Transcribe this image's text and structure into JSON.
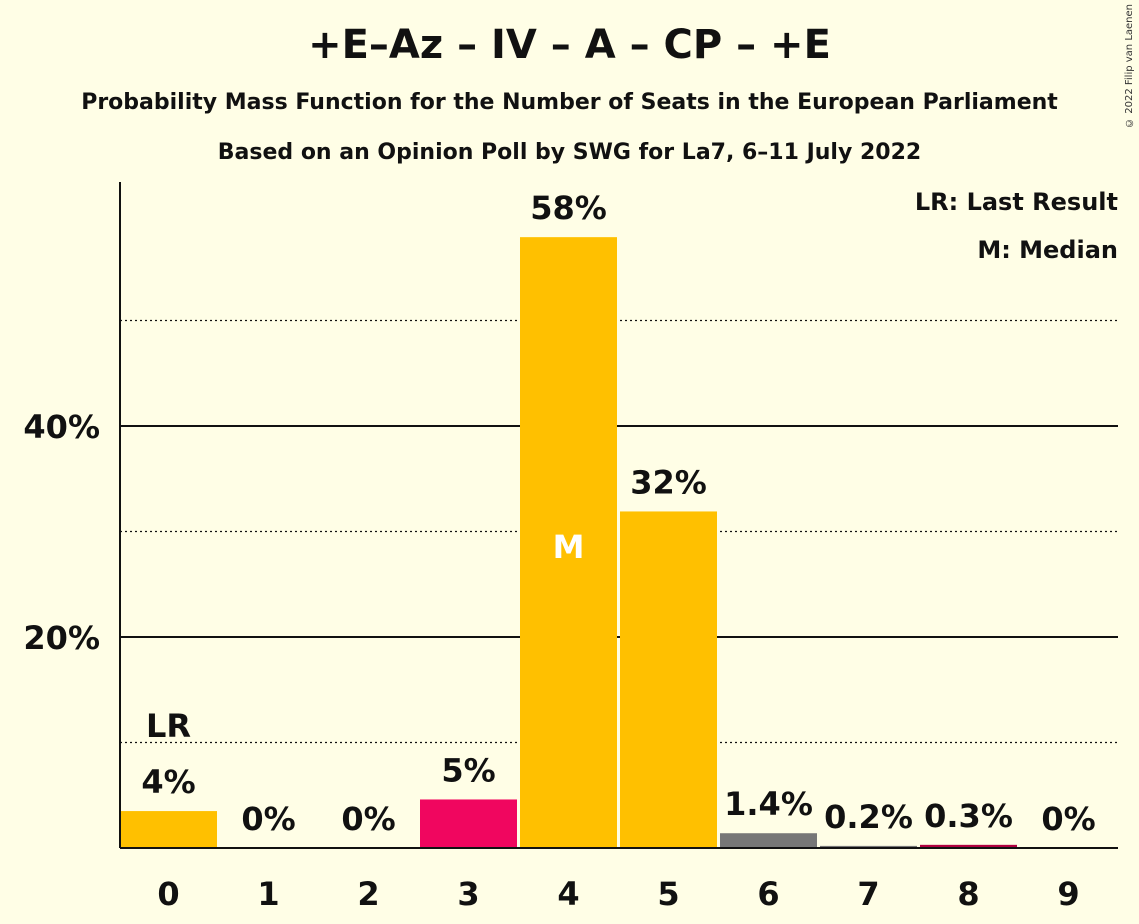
{
  "title": "+E–Az – IV – A – CP – +E",
  "subtitle": "Probability Mass Function for the Number of Seats in the European Parliament",
  "subtitle2": "Based on an Opinion Poll by SWG for La7, 6–11 July 2022",
  "copyright": "© 2022 Filip van Laenen",
  "legend": {
    "last_result": "LR: Last Result",
    "median": "M: Median"
  },
  "markers": {
    "last_result_label": "LR",
    "median_label": "M"
  },
  "chart_data": {
    "type": "bar",
    "categories": [
      "0",
      "1",
      "2",
      "3",
      "4",
      "5",
      "6",
      "7",
      "8",
      "9"
    ],
    "values": [
      3.5,
      0,
      0,
      4.6,
      57.9,
      31.9,
      1.4,
      0.2,
      0.3,
      0
    ],
    "data_labels": [
      "4%",
      "0%",
      "0%",
      "5%",
      "58%",
      "32%",
      "1.4%",
      "0.2%",
      "0.3%",
      "0%"
    ],
    "colors": [
      "#FFC000",
      "#FFC000",
      "#FFC000",
      "#F0065F",
      "#FFC000",
      "#FFC000",
      "#777777",
      "#777777",
      "#B00040",
      "#FFC000"
    ],
    "y_ticks": [
      {
        "value": 20,
        "label": "20%"
      },
      {
        "value": 40,
        "label": "40%"
      }
    ],
    "minor_gridlines": [
      10,
      30,
      50
    ],
    "ylim": [
      0,
      63
    ],
    "last_result_seat": 0,
    "median_seat": 4,
    "legend_position": "top-right"
  }
}
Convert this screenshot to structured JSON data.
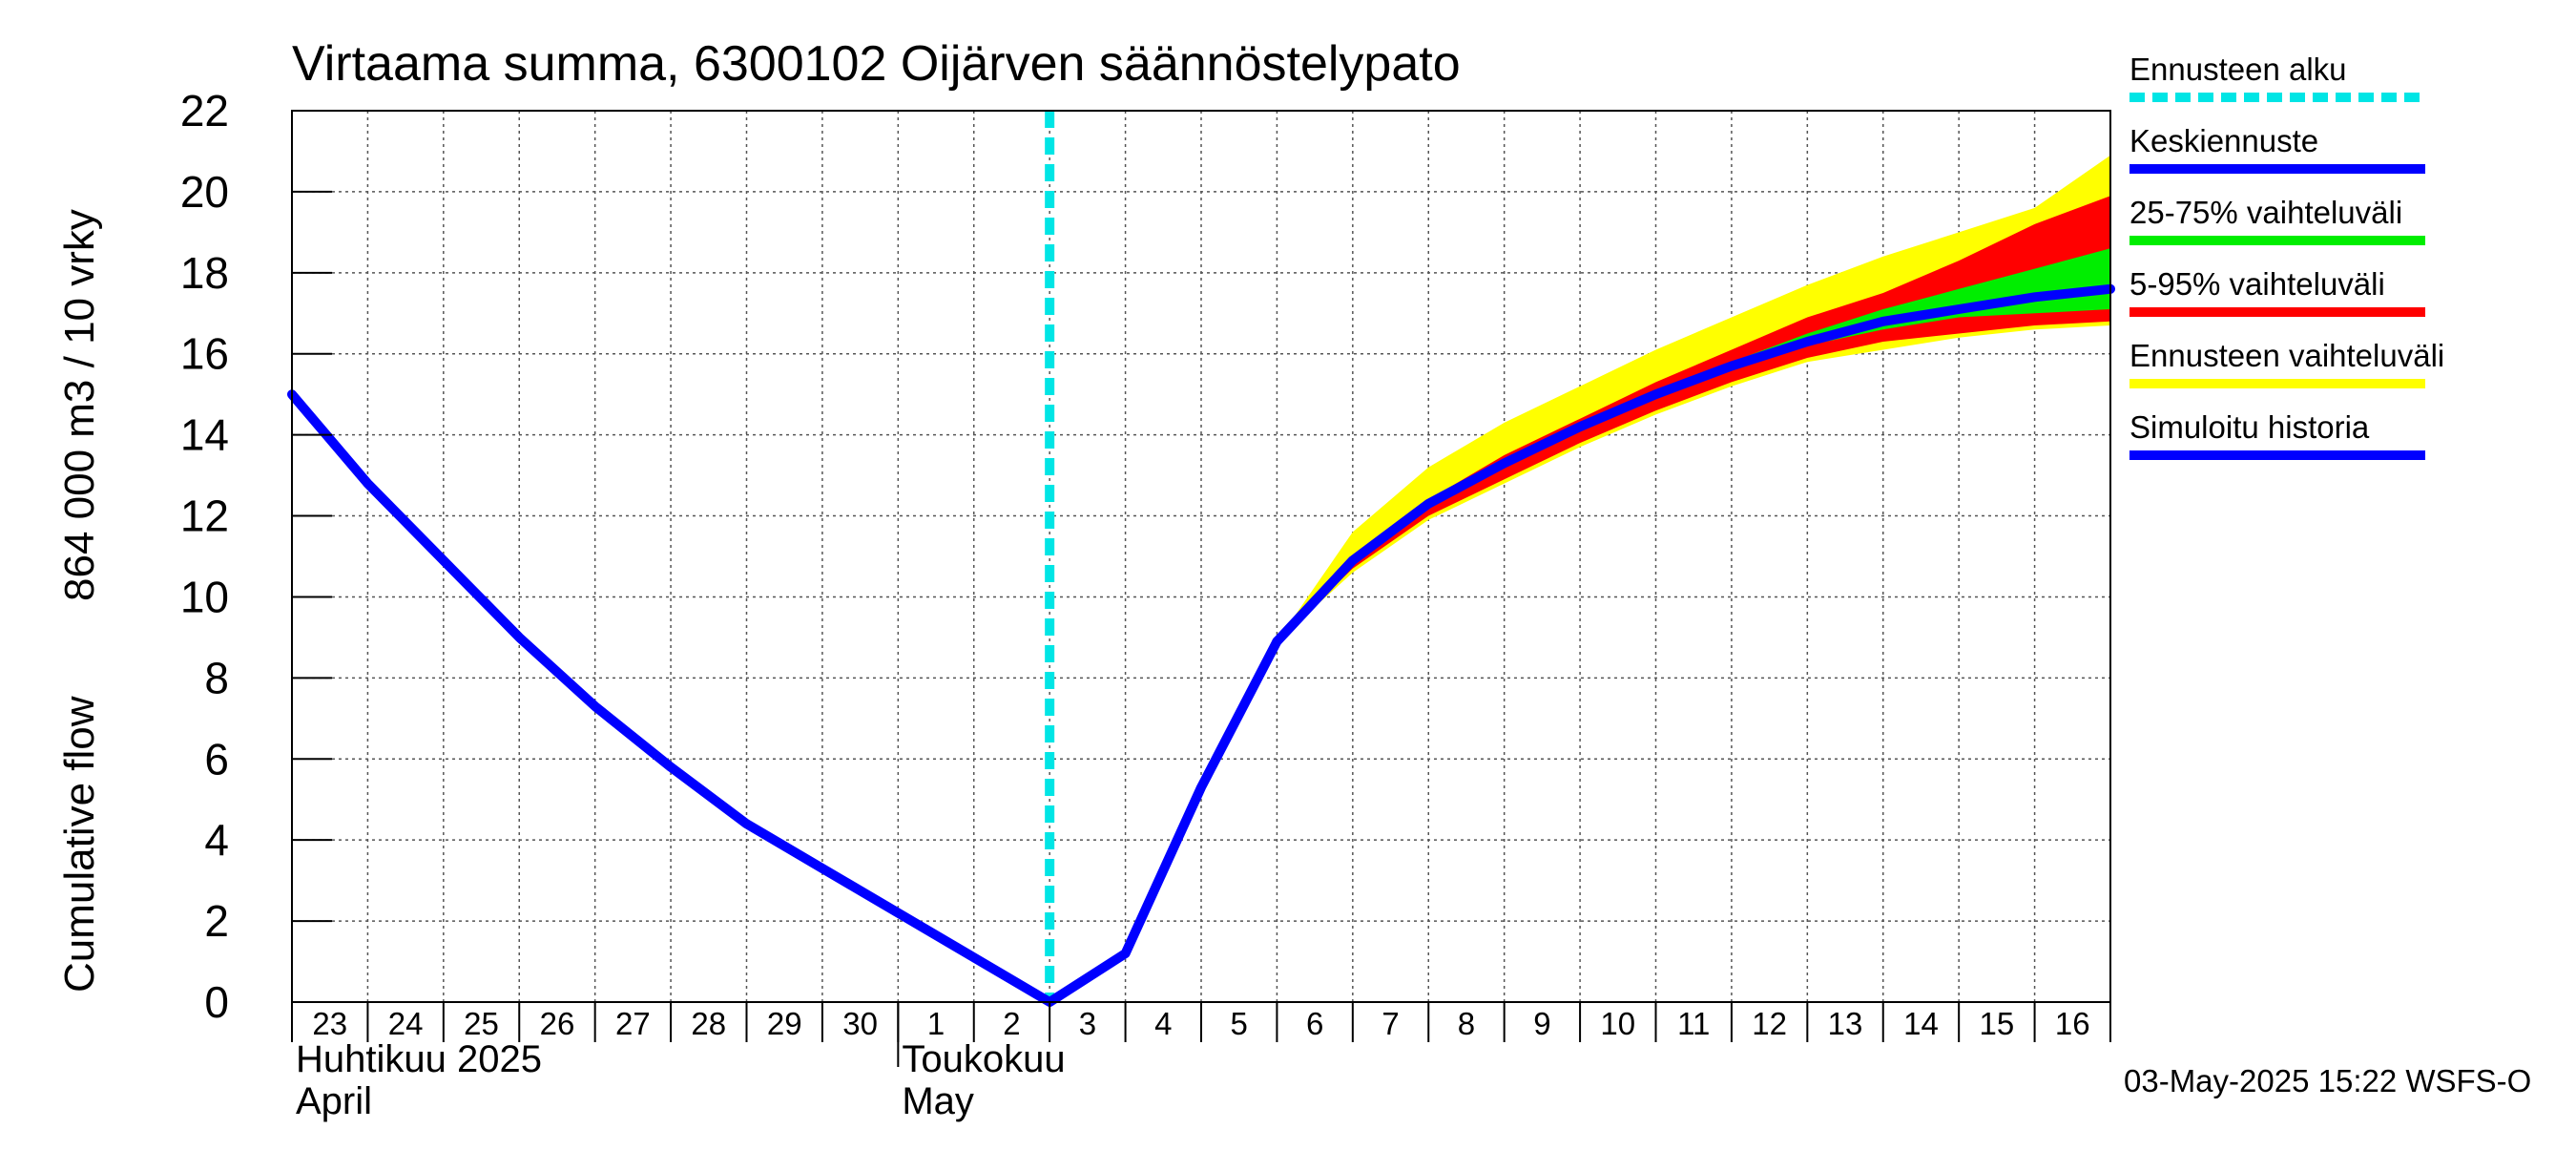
{
  "chart_data": {
    "type": "area",
    "title": "Virtaama summa, 6300102 Oijärven säännöstelypato",
    "ylabel_fi": "864 000 m3 / 10 vrky",
    "ylabel_en": "Cumulative flow",
    "ylim": [
      0,
      22
    ],
    "yticks": [
      0,
      2,
      4,
      6,
      8,
      10,
      12,
      14,
      16,
      18,
      20,
      22
    ],
    "grid": true,
    "legend_placement": "right",
    "x_start": "2025-04-23",
    "x_end": "2025-05-17",
    "x_tick_labels": [
      {
        "date": "2025-04-23",
        "label": "23"
      },
      {
        "date": "2025-04-24",
        "label": "24"
      },
      {
        "date": "2025-04-25",
        "label": "25"
      },
      {
        "date": "2025-04-26",
        "label": "26"
      },
      {
        "date": "2025-04-27",
        "label": "27"
      },
      {
        "date": "2025-04-28",
        "label": "28"
      },
      {
        "date": "2025-04-29",
        "label": "29"
      },
      {
        "date": "2025-04-30",
        "label": "30"
      },
      {
        "date": "2025-05-01",
        "label": "1"
      },
      {
        "date": "2025-05-02",
        "label": "2"
      },
      {
        "date": "2025-05-03",
        "label": "3"
      },
      {
        "date": "2025-05-04",
        "label": "4"
      },
      {
        "date": "2025-05-05",
        "label": "5"
      },
      {
        "date": "2025-05-06",
        "label": "6"
      },
      {
        "date": "2025-05-07",
        "label": "7"
      },
      {
        "date": "2025-05-08",
        "label": "8"
      },
      {
        "date": "2025-05-09",
        "label": "9"
      },
      {
        "date": "2025-05-10",
        "label": "10"
      },
      {
        "date": "2025-05-11",
        "label": "11"
      },
      {
        "date": "2025-05-12",
        "label": "12"
      },
      {
        "date": "2025-05-13",
        "label": "13"
      },
      {
        "date": "2025-05-14",
        "label": "14"
      },
      {
        "date": "2025-05-15",
        "label": "15"
      },
      {
        "date": "2025-05-16",
        "label": "16"
      }
    ],
    "months": [
      {
        "date": "2025-04-23",
        "fi": "Huhtikuu  2025",
        "en": "April"
      },
      {
        "date": "2025-05-01",
        "fi": "Toukokuu",
        "en": "May"
      }
    ],
    "forecast_start": "2025-05-03",
    "x_dates": [
      "2025-04-23",
      "2025-04-24",
      "2025-04-25",
      "2025-04-26",
      "2025-04-27",
      "2025-04-28",
      "2025-04-29",
      "2025-04-30",
      "2025-05-01",
      "2025-05-02",
      "2025-05-03",
      "2025-05-04",
      "2025-05-05",
      "2025-05-06",
      "2025-05-07",
      "2025-05-08",
      "2025-05-09",
      "2025-05-10",
      "2025-05-11",
      "2025-05-12",
      "2025-05-13",
      "2025-05-14",
      "2025-05-15",
      "2025-05-16",
      "2025-05-17"
    ],
    "series": [
      {
        "name": "Simuloitu historia",
        "color": "#0000ff",
        "values": [
          15.0,
          12.8,
          10.9,
          9.0,
          7.3,
          5.8,
          4.4,
          3.3,
          2.2,
          1.1,
          0.0,
          1.2,
          5.3,
          8.9,
          null,
          null,
          null,
          null,
          null,
          null,
          null,
          null,
          null,
          null,
          null
        ]
      },
      {
        "name": "Keskiennuste",
        "color": "#0000ff",
        "values": [
          null,
          null,
          null,
          null,
          null,
          null,
          null,
          null,
          null,
          null,
          null,
          null,
          null,
          8.9,
          10.9,
          12.3,
          13.3,
          14.2,
          15.0,
          15.7,
          16.3,
          16.8,
          17.1,
          17.4,
          17.6
        ]
      }
    ],
    "bands": [
      {
        "name": "Ennusteen vaihteluväli",
        "color": "#ffff00",
        "lower": [
          null,
          null,
          null,
          null,
          null,
          null,
          null,
          null,
          null,
          null,
          null,
          null,
          null,
          8.9,
          10.6,
          11.9,
          12.8,
          13.7,
          14.5,
          15.2,
          15.8,
          16.1,
          16.4,
          16.6,
          16.7
        ],
        "upper": [
          null,
          null,
          null,
          null,
          null,
          null,
          null,
          null,
          null,
          null,
          null,
          null,
          null,
          8.9,
          11.6,
          13.2,
          14.3,
          15.2,
          16.1,
          16.9,
          17.7,
          18.4,
          19.0,
          19.6,
          20.9
        ]
      },
      {
        "name": "5-95% vaihteluväli",
        "color": "#ff0000",
        "lower": [
          null,
          null,
          null,
          null,
          null,
          null,
          null,
          null,
          null,
          null,
          null,
          null,
          null,
          8.9,
          10.7,
          12.0,
          12.9,
          13.8,
          14.6,
          15.3,
          15.9,
          16.3,
          16.5,
          16.7,
          16.8
        ],
        "upper": [
          null,
          null,
          null,
          null,
          null,
          null,
          null,
          null,
          null,
          null,
          null,
          null,
          null,
          8.9,
          11.0,
          12.4,
          13.5,
          14.4,
          15.3,
          16.1,
          16.9,
          17.5,
          18.3,
          19.2,
          19.9
        ]
      },
      {
        "name": "25-75% vaihteluväli",
        "color": "#00ee00",
        "lower": [
          null,
          null,
          null,
          null,
          null,
          null,
          null,
          null,
          null,
          null,
          null,
          null,
          null,
          8.9,
          10.8,
          12.2,
          13.2,
          14.1,
          14.9,
          15.6,
          16.2,
          16.6,
          16.9,
          17.0,
          17.1
        ],
        "upper": [
          null,
          null,
          null,
          null,
          null,
          null,
          null,
          null,
          null,
          null,
          null,
          null,
          null,
          8.9,
          10.9,
          12.3,
          13.4,
          14.3,
          15.1,
          15.8,
          16.5,
          17.1,
          17.6,
          18.1,
          18.6
        ]
      }
    ],
    "legend": [
      {
        "label": "Ennusteen alku",
        "color": "#00e5e5",
        "style": "dashed"
      },
      {
        "label": "Keskiennuste",
        "color": "#0000ff",
        "style": "solid"
      },
      {
        "label": "25-75% vaihteluväli",
        "color": "#00ee00",
        "style": "solid"
      },
      {
        "label": "5-95% vaihteluväli",
        "color": "#ff0000",
        "style": "solid"
      },
      {
        "label": "Ennusteen vaihteluväli",
        "color": "#ffff00",
        "style": "solid"
      },
      {
        "label": "Simuloitu historia",
        "color": "#0000ff",
        "style": "solid"
      }
    ]
  },
  "footer": "03-May-2025 15:22 WSFS-O"
}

::::::::

### What to work on
Take each line containing the string "name" and copy it out.

### Answer to the problem
        "name": "Simuloitu historia",
        "name": "Keskiennuste",
        "name": "Ennusteen vaihteluväli",
        "name": "5-95% vaihteluväli",
        "name": "25-75% vaihteluväli",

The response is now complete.